==== Data for this task ====
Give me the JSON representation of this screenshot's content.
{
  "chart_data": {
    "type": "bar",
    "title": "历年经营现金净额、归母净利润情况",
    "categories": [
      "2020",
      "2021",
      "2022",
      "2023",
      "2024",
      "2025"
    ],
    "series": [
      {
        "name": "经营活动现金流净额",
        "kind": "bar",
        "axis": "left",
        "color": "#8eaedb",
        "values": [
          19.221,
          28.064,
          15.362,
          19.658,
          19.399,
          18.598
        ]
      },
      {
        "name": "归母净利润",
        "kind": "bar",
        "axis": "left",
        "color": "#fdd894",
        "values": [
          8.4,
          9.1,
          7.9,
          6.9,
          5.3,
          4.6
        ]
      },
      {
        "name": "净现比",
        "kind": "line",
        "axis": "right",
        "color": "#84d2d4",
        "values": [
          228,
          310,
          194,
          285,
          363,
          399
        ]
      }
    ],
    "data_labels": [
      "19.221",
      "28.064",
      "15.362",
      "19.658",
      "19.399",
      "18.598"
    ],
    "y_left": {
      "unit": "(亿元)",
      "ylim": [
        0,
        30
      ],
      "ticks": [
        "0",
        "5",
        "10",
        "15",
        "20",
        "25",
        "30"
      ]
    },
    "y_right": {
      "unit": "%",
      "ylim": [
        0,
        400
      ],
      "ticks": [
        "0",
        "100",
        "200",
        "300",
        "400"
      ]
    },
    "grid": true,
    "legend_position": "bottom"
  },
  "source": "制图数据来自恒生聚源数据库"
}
====
==== Data for this task ====
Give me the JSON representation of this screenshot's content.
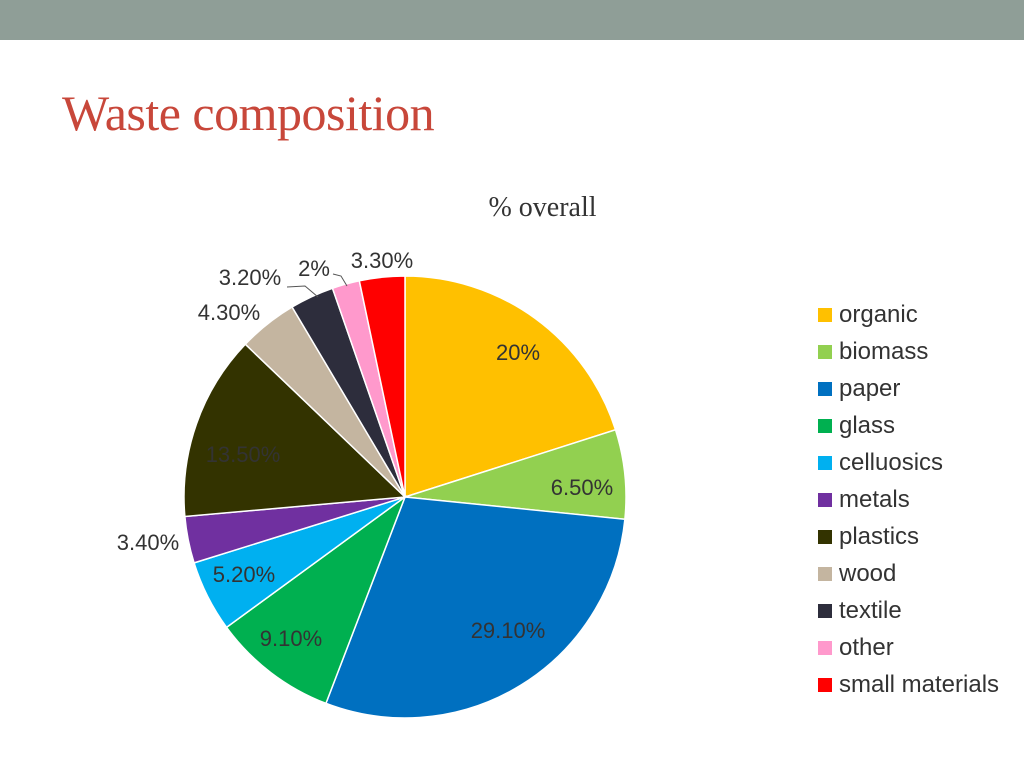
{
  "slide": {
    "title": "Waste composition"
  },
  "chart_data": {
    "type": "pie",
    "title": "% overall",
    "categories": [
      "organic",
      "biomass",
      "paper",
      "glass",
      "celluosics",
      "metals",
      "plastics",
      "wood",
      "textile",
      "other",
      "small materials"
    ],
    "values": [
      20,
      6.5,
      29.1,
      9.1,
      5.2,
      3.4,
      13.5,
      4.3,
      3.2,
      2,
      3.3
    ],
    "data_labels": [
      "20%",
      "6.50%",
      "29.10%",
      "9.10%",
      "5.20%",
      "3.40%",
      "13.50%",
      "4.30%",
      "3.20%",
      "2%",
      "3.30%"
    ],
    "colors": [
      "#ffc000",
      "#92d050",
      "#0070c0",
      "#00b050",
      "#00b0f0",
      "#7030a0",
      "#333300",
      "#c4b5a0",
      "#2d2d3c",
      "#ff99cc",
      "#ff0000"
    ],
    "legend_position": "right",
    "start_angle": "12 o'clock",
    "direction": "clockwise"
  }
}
====
==== Data for this task ====
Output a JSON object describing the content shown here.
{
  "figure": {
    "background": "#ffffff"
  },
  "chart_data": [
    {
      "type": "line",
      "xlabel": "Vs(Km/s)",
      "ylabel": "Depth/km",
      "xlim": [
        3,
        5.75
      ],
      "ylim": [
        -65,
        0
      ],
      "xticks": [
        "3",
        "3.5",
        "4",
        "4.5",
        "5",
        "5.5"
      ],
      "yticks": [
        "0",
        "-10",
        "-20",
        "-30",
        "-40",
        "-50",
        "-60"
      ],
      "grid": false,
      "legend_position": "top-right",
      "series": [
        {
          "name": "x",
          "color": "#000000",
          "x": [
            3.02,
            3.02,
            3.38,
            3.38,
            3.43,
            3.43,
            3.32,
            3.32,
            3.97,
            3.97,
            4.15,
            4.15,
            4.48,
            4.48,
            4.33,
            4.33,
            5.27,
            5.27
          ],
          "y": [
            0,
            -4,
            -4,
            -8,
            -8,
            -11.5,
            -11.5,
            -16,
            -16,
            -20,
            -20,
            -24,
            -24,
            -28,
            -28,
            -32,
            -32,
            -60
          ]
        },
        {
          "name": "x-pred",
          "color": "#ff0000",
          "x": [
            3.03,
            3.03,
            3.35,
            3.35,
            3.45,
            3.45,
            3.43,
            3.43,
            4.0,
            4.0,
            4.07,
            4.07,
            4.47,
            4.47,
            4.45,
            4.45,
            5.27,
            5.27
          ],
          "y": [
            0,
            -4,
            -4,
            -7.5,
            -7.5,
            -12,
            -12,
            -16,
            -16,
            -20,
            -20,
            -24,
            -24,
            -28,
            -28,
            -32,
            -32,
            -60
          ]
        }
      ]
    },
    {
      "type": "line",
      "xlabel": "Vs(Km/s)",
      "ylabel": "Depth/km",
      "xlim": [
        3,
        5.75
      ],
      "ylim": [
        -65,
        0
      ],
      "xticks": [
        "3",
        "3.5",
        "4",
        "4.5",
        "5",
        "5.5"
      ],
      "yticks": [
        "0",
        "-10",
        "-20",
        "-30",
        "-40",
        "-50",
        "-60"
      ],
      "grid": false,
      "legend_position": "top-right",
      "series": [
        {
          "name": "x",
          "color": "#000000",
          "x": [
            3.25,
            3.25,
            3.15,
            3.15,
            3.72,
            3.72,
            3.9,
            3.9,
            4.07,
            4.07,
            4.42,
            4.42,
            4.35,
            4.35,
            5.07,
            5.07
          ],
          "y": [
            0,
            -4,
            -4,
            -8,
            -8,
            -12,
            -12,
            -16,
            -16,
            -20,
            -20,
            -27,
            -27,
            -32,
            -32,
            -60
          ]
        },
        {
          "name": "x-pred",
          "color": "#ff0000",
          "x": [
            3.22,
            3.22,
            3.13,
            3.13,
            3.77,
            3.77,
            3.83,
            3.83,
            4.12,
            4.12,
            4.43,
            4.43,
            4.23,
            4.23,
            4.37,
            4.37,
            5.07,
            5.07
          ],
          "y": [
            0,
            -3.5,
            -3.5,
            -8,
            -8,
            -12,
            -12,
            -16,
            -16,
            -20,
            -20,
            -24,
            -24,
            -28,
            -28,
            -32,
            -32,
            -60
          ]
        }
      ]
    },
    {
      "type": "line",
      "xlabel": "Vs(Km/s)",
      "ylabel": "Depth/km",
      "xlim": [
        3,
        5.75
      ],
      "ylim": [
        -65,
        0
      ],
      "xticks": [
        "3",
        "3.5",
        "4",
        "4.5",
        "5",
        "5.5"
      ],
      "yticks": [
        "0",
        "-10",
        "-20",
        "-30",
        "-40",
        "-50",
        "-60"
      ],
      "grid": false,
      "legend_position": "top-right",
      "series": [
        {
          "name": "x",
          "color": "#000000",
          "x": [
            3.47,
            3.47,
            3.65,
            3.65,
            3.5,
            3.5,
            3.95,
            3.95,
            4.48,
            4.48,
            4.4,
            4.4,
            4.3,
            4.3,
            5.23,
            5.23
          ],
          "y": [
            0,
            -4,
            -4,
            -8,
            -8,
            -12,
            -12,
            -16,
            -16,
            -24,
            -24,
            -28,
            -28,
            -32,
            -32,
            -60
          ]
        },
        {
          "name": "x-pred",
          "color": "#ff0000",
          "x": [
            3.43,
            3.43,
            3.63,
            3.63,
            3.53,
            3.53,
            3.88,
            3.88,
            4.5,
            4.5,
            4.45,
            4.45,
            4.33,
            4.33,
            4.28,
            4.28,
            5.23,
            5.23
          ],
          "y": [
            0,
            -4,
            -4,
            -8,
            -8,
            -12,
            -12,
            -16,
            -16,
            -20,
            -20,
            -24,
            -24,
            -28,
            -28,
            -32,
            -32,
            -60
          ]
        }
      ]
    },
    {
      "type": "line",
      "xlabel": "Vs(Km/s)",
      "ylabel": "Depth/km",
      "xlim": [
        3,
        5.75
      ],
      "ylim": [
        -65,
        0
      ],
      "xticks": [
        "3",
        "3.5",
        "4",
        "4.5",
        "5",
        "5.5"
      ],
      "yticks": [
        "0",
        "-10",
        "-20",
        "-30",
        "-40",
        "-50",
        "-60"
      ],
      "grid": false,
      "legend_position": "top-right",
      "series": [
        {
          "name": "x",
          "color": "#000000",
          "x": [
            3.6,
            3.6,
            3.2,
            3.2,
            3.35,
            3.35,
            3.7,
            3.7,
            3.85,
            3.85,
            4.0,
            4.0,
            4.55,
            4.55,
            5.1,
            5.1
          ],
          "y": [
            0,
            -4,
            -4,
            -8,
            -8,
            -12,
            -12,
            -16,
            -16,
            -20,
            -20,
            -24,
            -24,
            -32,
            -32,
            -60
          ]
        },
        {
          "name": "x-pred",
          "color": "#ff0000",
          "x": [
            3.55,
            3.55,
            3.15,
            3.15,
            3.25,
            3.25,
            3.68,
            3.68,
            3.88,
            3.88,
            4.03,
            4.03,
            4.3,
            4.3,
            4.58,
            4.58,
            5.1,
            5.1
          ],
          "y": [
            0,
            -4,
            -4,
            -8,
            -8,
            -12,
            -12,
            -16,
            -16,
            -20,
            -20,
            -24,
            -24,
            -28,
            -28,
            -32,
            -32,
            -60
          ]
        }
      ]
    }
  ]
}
====
Pick out every line holding the string "title" and return it.

    "title": "历年经营现金净额、归母净利润情况",
    "title": "Waste composition"
    "title": "% overall",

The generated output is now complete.